* **Short problem**
Copy out every line of the material below without any changes, leaving out the pictures.

* **Dataset excerpts**
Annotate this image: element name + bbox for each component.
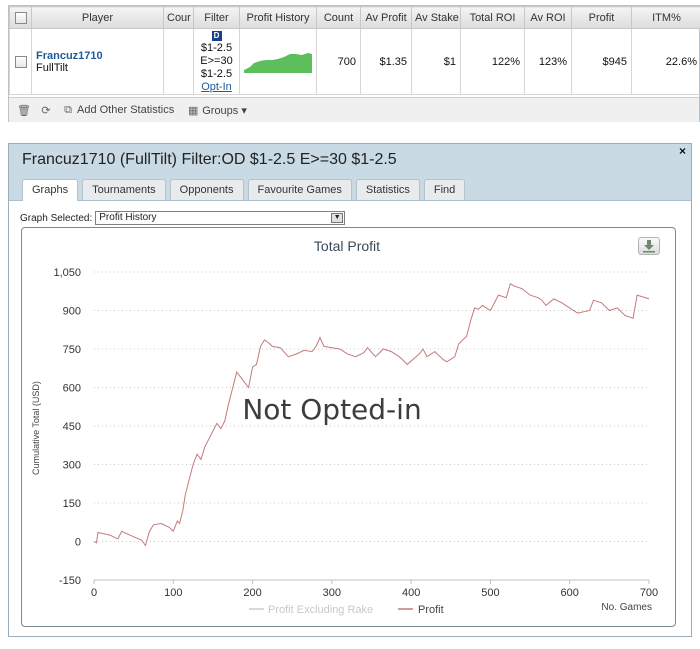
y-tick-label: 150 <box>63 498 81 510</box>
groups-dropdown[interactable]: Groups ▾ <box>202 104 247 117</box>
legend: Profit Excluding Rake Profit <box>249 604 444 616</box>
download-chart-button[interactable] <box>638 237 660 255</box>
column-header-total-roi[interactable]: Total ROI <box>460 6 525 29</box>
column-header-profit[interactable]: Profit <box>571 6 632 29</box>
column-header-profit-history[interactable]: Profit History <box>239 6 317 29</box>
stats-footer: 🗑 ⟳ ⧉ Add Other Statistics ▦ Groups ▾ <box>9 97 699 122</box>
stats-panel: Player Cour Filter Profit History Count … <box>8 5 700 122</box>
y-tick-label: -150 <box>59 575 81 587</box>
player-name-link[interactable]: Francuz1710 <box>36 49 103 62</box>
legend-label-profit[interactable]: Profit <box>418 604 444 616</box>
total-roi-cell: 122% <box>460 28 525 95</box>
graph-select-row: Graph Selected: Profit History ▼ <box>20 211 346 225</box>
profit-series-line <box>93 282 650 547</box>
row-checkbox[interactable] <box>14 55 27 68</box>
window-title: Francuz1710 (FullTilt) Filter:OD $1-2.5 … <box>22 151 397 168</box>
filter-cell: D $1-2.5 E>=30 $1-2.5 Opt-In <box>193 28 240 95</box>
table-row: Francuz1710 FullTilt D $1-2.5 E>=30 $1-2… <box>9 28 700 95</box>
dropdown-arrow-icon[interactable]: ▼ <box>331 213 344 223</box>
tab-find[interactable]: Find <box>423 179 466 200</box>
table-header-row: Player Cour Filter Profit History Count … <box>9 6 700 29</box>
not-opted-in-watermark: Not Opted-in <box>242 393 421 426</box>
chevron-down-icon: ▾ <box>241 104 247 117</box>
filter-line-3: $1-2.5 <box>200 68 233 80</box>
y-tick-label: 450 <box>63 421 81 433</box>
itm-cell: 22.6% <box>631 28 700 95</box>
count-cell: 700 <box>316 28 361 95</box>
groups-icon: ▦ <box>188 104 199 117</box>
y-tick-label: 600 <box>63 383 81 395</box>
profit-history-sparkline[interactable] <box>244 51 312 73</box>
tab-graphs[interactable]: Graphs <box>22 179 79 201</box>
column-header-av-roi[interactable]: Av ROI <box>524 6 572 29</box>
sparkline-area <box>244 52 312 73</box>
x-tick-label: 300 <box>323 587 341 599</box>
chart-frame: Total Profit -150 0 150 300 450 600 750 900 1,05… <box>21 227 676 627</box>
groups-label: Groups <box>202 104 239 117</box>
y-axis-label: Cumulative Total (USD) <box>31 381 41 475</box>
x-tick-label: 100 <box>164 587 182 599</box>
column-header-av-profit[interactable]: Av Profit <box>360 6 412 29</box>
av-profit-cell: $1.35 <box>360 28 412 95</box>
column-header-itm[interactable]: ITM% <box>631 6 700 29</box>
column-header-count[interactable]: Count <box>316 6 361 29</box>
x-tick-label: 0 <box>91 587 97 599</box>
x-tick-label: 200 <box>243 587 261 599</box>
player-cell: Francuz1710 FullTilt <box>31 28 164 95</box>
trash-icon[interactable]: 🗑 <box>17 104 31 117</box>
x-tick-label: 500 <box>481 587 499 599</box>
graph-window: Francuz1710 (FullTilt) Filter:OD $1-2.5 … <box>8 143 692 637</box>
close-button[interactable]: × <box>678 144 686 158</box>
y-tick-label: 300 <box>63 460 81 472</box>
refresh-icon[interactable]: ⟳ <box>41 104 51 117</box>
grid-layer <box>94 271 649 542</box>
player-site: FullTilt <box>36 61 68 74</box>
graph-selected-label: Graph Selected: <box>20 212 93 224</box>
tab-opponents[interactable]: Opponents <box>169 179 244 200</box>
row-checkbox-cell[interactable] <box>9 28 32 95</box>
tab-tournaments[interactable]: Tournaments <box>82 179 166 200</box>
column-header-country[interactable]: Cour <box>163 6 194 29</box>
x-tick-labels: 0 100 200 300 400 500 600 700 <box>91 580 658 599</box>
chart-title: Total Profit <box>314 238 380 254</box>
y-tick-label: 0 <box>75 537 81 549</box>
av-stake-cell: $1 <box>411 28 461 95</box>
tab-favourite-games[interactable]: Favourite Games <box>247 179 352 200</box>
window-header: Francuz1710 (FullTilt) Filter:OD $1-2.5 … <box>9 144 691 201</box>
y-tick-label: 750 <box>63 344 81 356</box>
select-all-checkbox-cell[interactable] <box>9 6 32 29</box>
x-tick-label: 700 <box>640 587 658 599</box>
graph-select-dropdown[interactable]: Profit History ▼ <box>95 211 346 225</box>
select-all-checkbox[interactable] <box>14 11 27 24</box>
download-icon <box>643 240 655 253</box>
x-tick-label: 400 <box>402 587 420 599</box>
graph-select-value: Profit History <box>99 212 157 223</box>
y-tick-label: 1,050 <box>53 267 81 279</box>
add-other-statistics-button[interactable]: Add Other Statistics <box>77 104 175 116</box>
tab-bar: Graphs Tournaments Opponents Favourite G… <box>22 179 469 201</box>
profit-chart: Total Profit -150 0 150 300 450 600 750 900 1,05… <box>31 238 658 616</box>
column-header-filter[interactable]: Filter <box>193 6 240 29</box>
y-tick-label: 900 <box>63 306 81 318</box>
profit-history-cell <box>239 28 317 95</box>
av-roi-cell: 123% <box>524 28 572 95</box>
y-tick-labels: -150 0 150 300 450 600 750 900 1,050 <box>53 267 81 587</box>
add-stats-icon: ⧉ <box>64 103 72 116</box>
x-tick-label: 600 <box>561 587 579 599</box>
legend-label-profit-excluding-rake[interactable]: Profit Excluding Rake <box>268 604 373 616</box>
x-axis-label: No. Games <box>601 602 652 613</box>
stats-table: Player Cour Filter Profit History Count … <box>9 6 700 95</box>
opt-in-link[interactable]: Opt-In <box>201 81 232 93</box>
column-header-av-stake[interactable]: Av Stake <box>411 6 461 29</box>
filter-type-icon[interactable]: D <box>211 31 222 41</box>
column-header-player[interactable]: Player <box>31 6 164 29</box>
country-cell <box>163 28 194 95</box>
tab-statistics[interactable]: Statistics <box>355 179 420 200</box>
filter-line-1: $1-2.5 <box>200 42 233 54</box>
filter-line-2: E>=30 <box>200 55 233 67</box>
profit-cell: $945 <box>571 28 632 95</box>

* **Answer below**
Annotate this image: element name + bbox for each component.
y-tick-label: 150 <box>63 498 81 510</box>
groups-dropdown[interactable]: Groups ▾ <box>202 104 247 117</box>
legend: Profit Excluding Rake Profit <box>249 604 444 616</box>
download-chart-button[interactable] <box>638 237 660 255</box>
column-header-total-roi[interactable]: Total ROI <box>460 6 525 29</box>
column-header-profit[interactable]: Profit <box>571 6 632 29</box>
column-header-profit-history[interactable]: Profit History <box>239 6 317 29</box>
stats-footer: 🗑 ⟳ ⧉ Add Other Statistics ▦ Groups ▾ <box>9 97 699 122</box>
stats-panel: Player Cour Filter Profit History Count … <box>8 5 700 122</box>
y-tick-label: -150 <box>59 575 81 587</box>
player-name-link[interactable]: Francuz1710 <box>36 49 103 62</box>
legend-label-profit[interactable]: Profit <box>418 604 444 616</box>
total-roi-cell: 122% <box>460 28 525 95</box>
graph-select-row: Graph Selected: Profit History ▼ <box>20 211 346 225</box>
profit-series-line <box>93 282 650 547</box>
row-checkbox[interactable] <box>14 55 27 68</box>
window-title: Francuz1710 (FullTilt) Filter:OD $1-2.5 … <box>22 151 397 168</box>
filter-cell: D $1-2.5 E>=30 $1-2.5 Opt-In <box>193 28 240 95</box>
table-row: Francuz1710 FullTilt D $1-2.5 E>=30 $1-2… <box>9 28 700 95</box>
dropdown-arrow-icon[interactable]: ▼ <box>331 213 344 223</box>
tab-find[interactable]: Find <box>423 179 466 200</box>
table-header-row: Player Cour Filter Profit History Count … <box>9 6 700 29</box>
not-opted-in-watermark: Not Opted-in <box>242 393 421 426</box>
chevron-down-icon: ▾ <box>241 104 247 117</box>
filter-line-3: $1-2.5 <box>200 68 233 80</box>
y-tick-label: 450 <box>63 421 81 433</box>
itm-cell: 22.6% <box>631 28 700 95</box>
count-cell: 700 <box>316 28 361 95</box>
groups-icon: ▦ <box>188 104 199 117</box>
y-tick-label: 600 <box>63 383 81 395</box>
profit-history-sparkline[interactable] <box>244 51 312 73</box>
tab-graphs[interactable]: Graphs <box>22 179 79 201</box>
column-header-av-roi[interactable]: Av ROI <box>524 6 572 29</box>
sparkline-area <box>244 52 312 73</box>
x-tick-label: 300 <box>323 587 341 599</box>
chart-frame: Total Profit -150 0 150 300 450 600 750 900 1,05… <box>21 227 676 627</box>
groups-label: Groups <box>202 104 239 117</box>
y-axis-label: Cumulative Total (USD) <box>31 381 41 475</box>
x-tick-label: 100 <box>164 587 182 599</box>
column-header-av-profit[interactable]: Av Profit <box>360 6 412 29</box>
av-profit-cell: $1.35 <box>360 28 412 95</box>
column-header-itm[interactable]: ITM% <box>631 6 700 29</box>
column-header-count[interactable]: Count <box>316 6 361 29</box>
x-tick-label: 0 <box>91 587 97 599</box>
x-tick-label: 200 <box>243 587 261 599</box>
player-cell: Francuz1710 FullTilt <box>31 28 164 95</box>
trash-icon[interactable]: 🗑 <box>17 104 31 117</box>
x-tick-label: 500 <box>481 587 499 599</box>
graph-window: Francuz1710 (FullTilt) Filter:OD $1-2.5 … <box>8 143 692 637</box>
close-button[interactable]: × <box>678 144 686 158</box>
y-tick-label: 300 <box>63 460 81 472</box>
refresh-icon[interactable]: ⟳ <box>41 104 51 117</box>
grid-layer <box>94 271 649 542</box>
player-site: FullTilt <box>36 61 68 74</box>
graph-selected-label: Graph Selected: <box>20 212 93 224</box>
tab-opponents[interactable]: Opponents <box>169 179 244 200</box>
row-checkbox-cell[interactable] <box>9 28 32 95</box>
tab-tournaments[interactable]: Tournaments <box>82 179 166 200</box>
column-header-country[interactable]: Cour <box>163 6 194 29</box>
x-tick-labels: 0 100 200 300 400 500 600 700 <box>91 580 658 599</box>
chart-title: Total Profit <box>314 238 380 254</box>
y-tick-label: 0 <box>75 537 81 549</box>
av-stake-cell: $1 <box>411 28 461 95</box>
tab-favourite-games[interactable]: Favourite Games <box>247 179 352 200</box>
window-header: Francuz1710 (FullTilt) Filter:OD $1-2.5 … <box>9 144 691 201</box>
y-tick-label: 750 <box>63 344 81 356</box>
select-all-checkbox-cell[interactable] <box>9 6 32 29</box>
x-tick-label: 700 <box>640 587 658 599</box>
graph-select-dropdown[interactable]: Profit History ▼ <box>95 211 346 225</box>
select-all-checkbox[interactable] <box>14 11 27 24</box>
download-icon <box>643 240 655 253</box>
x-tick-label: 400 <box>402 587 420 599</box>
graph-select-value: Profit History <box>99 212 157 223</box>
y-tick-label: 1,050 <box>53 267 81 279</box>
add-other-statistics-button[interactable]: Add Other Statistics <box>77 104 175 116</box>
tab-bar: Graphs Tournaments Opponents Favourite G… <box>22 179 469 201</box>
profit-chart: Total Profit -150 0 150 300 450 600 750 900 1,05… <box>31 238 658 616</box>
column-header-filter[interactable]: Filter <box>193 6 240 29</box>
y-tick-label: 900 <box>63 306 81 318</box>
profit-history-cell <box>239 28 317 95</box>
av-roi-cell: 123% <box>524 28 572 95</box>
y-tick-labels: -150 0 150 300 450 600 750 900 1,050 <box>53 267 81 587</box>
add-stats-icon: ⧉ <box>64 103 72 116</box>
x-tick-label: 600 <box>561 587 579 599</box>
legend-label-profit-excluding-rake[interactable]: Profit Excluding Rake <box>268 604 373 616</box>
x-axis-label: No. Games <box>601 602 652 613</box>
stats-table: Player Cour Filter Profit History Count … <box>9 6 700 95</box>
opt-in-link[interactable]: Opt-In <box>201 81 232 93</box>
column-header-av-stake[interactable]: Av Stake <box>411 6 461 29</box>
filter-type-icon[interactable]: D <box>211 31 222 41</box>
column-header-player[interactable]: Player <box>31 6 164 29</box>
country-cell <box>163 28 194 95</box>
tab-statistics[interactable]: Statistics <box>355 179 420 200</box>
filter-line-1: $1-2.5 <box>200 42 233 54</box>
filter-line-2: E>=30 <box>200 55 233 67</box>
profit-cell: $945 <box>571 28 632 95</box>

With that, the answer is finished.